PROBLEM REQUIREMENTS:
Listed below are entries; give the number of lines among them that include "manage", and only that number.

SUPPLIED DATA:
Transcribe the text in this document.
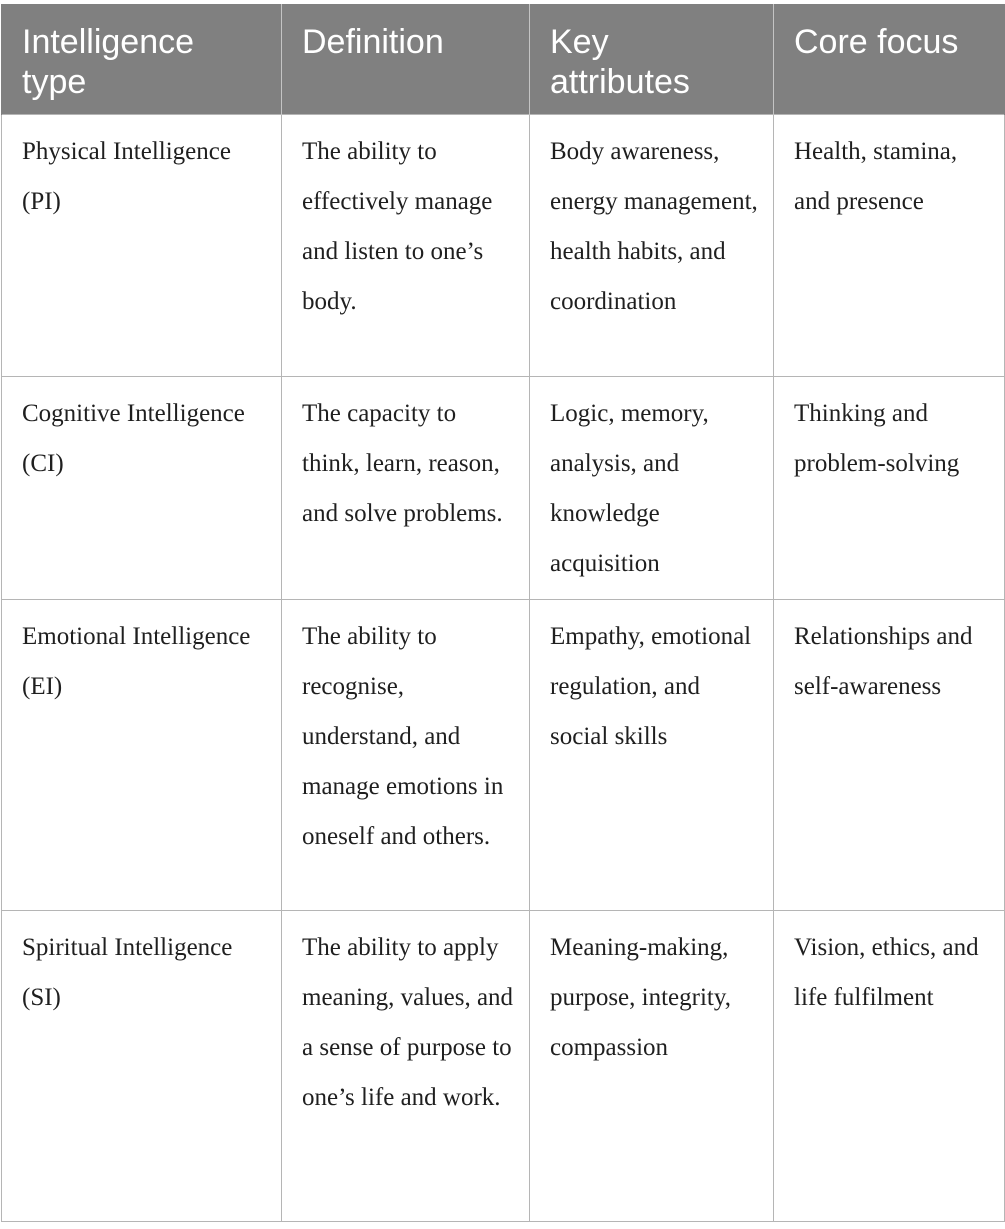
Intelligence type	Definition	Key attributes	Core focus

Physical Intelligence (PI)	The ability to effectively manage and listen to one’s body.	Body awareness, energy management, health habits, and coordination	Health, stamina, and presence

Cognitive Intelligence (CI)	The capacity to think, learn, reason, and solve problems.	Logic, memory, analysis, and knowledge acquisition	Thinking and problem-solving

Emotional Intelligence (EI)	The ability to recognise, understand, and manage emotions in oneself and others.	Empathy, emotional regulation, and social skills	Relationships and self-awareness

Spiritual Intelligence (SI)	The ability to apply meaning, values, and a sense of purpose to one’s life and work.	Meaning-making, purpose, integrity, compassion	Vision, ethics, and life fulfilment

SOLUTION FOR THIS TASK:
2